■ To do
Pull out every line below holding the word "name".

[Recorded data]

## begin

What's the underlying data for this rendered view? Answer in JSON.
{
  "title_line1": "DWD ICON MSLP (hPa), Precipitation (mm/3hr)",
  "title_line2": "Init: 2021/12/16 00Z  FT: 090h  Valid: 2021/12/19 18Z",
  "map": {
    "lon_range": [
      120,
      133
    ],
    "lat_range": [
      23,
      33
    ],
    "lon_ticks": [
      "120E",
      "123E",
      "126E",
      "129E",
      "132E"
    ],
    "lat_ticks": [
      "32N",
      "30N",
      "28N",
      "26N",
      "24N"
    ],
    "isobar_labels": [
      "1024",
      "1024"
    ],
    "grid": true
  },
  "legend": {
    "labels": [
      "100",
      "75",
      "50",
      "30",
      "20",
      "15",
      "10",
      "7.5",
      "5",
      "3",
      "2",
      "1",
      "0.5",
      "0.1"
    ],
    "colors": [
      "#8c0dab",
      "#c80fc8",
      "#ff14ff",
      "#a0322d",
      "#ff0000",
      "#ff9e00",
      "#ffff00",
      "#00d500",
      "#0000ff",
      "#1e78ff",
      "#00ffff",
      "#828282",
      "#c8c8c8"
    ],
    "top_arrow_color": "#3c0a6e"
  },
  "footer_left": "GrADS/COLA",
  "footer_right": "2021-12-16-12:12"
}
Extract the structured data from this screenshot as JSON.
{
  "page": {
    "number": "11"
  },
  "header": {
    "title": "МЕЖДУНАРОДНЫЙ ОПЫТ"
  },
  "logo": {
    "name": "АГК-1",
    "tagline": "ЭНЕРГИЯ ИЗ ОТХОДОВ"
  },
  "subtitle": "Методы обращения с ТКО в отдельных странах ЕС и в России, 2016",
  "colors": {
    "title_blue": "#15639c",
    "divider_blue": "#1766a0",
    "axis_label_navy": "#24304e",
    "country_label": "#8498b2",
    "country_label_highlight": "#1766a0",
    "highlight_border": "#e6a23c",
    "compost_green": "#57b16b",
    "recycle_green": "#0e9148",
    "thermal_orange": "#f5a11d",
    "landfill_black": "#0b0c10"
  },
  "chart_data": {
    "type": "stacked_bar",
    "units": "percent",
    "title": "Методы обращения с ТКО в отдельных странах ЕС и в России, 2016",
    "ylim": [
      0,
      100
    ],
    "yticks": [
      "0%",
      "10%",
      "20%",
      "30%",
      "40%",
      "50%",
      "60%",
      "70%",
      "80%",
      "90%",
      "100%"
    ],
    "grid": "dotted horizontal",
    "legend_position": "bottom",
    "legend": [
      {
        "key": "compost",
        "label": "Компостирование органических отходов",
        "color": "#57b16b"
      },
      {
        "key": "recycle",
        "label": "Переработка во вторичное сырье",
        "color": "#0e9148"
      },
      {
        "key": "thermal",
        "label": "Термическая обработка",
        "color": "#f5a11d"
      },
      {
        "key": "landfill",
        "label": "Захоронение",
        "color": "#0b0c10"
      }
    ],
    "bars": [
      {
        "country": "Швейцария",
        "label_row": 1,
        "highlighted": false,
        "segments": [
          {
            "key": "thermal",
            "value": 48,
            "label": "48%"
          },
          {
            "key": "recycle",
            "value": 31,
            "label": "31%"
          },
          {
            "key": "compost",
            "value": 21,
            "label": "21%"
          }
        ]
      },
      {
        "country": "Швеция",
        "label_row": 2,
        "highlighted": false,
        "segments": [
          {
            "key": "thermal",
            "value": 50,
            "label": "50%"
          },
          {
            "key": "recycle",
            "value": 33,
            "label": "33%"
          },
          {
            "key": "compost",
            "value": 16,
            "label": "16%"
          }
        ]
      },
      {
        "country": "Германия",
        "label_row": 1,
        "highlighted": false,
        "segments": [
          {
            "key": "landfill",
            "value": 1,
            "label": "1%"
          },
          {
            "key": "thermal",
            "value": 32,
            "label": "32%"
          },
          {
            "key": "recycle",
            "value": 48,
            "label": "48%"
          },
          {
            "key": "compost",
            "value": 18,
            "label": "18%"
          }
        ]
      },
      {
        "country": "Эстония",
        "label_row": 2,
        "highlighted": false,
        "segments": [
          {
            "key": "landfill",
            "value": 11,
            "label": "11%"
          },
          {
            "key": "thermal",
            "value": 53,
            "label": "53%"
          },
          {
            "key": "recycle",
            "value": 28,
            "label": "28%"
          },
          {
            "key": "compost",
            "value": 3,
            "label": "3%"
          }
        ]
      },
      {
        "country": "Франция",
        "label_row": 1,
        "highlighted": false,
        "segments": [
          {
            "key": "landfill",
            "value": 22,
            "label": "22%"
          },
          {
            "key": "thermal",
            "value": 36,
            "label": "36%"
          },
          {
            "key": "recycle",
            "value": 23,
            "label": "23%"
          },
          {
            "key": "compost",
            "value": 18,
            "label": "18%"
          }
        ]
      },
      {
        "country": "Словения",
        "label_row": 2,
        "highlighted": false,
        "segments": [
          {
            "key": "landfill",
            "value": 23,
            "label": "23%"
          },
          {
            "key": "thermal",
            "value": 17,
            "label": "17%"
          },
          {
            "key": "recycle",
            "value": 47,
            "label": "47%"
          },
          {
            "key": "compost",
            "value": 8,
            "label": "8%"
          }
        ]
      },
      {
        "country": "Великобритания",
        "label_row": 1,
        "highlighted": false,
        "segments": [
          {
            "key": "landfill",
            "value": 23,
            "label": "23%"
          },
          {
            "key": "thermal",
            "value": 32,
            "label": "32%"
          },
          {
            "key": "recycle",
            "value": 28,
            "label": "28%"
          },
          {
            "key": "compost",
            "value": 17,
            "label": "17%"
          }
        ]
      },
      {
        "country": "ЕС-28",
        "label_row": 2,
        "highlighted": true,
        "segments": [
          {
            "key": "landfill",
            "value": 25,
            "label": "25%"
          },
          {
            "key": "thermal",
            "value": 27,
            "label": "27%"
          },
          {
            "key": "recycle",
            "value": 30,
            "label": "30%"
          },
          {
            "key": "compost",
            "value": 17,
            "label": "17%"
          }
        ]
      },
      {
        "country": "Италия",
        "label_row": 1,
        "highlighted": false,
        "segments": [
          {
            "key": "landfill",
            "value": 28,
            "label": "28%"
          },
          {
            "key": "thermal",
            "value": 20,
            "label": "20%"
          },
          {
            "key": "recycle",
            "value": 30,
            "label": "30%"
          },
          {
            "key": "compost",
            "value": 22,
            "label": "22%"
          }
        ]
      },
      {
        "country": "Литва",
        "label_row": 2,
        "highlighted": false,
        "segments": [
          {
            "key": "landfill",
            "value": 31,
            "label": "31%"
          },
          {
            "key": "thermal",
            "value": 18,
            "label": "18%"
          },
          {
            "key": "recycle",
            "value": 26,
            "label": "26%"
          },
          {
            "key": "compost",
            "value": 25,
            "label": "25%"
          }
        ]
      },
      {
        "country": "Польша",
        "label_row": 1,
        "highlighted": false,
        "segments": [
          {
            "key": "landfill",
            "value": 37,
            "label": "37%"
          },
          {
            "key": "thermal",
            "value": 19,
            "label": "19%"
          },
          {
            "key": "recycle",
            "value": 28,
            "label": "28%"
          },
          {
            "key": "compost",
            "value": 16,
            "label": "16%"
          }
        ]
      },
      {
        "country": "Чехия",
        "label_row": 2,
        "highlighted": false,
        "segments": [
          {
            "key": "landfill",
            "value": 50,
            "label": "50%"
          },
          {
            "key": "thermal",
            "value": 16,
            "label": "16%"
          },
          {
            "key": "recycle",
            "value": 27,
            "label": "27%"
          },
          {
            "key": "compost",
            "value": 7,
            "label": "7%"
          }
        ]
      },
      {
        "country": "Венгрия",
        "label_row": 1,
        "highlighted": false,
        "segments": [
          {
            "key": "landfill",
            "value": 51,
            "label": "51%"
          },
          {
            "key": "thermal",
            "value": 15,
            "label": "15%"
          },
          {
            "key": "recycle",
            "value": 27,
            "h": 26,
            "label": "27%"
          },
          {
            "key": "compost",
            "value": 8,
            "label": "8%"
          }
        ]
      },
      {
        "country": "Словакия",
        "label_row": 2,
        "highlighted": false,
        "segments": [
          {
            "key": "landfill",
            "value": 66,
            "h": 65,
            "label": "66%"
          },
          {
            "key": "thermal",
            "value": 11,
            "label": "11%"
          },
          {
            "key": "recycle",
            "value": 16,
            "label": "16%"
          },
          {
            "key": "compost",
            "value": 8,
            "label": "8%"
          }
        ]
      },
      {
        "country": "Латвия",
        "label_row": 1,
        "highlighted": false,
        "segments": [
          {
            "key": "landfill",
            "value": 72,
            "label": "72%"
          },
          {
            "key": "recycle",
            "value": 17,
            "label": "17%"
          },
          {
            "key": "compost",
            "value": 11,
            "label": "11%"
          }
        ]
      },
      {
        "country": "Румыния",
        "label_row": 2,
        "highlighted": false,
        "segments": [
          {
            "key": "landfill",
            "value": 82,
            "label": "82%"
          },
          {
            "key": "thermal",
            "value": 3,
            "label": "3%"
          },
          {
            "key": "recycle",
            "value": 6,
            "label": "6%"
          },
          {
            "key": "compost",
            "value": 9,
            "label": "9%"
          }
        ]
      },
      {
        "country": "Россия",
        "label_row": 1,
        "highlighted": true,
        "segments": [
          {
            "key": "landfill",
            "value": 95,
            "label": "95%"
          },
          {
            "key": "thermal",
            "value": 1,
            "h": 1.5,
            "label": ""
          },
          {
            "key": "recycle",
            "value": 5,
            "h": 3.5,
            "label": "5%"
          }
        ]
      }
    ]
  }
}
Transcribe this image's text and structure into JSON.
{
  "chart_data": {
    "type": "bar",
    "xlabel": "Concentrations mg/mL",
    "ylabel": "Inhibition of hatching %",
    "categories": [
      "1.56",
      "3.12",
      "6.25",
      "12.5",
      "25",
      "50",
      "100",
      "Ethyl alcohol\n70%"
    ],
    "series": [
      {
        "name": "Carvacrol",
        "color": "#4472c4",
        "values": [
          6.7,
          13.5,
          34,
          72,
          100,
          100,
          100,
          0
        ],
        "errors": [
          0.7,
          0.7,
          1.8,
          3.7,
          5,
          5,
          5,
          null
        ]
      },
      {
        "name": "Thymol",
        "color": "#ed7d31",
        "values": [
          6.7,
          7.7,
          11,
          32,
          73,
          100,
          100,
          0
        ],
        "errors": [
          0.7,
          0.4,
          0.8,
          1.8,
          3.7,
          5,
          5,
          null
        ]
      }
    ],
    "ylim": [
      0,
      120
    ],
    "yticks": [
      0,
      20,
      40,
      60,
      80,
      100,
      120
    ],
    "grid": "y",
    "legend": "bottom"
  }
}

## end

■ Written answer
    "name": "АГК-1",
        "name": "Carvacrol",
        "name": "Thymol",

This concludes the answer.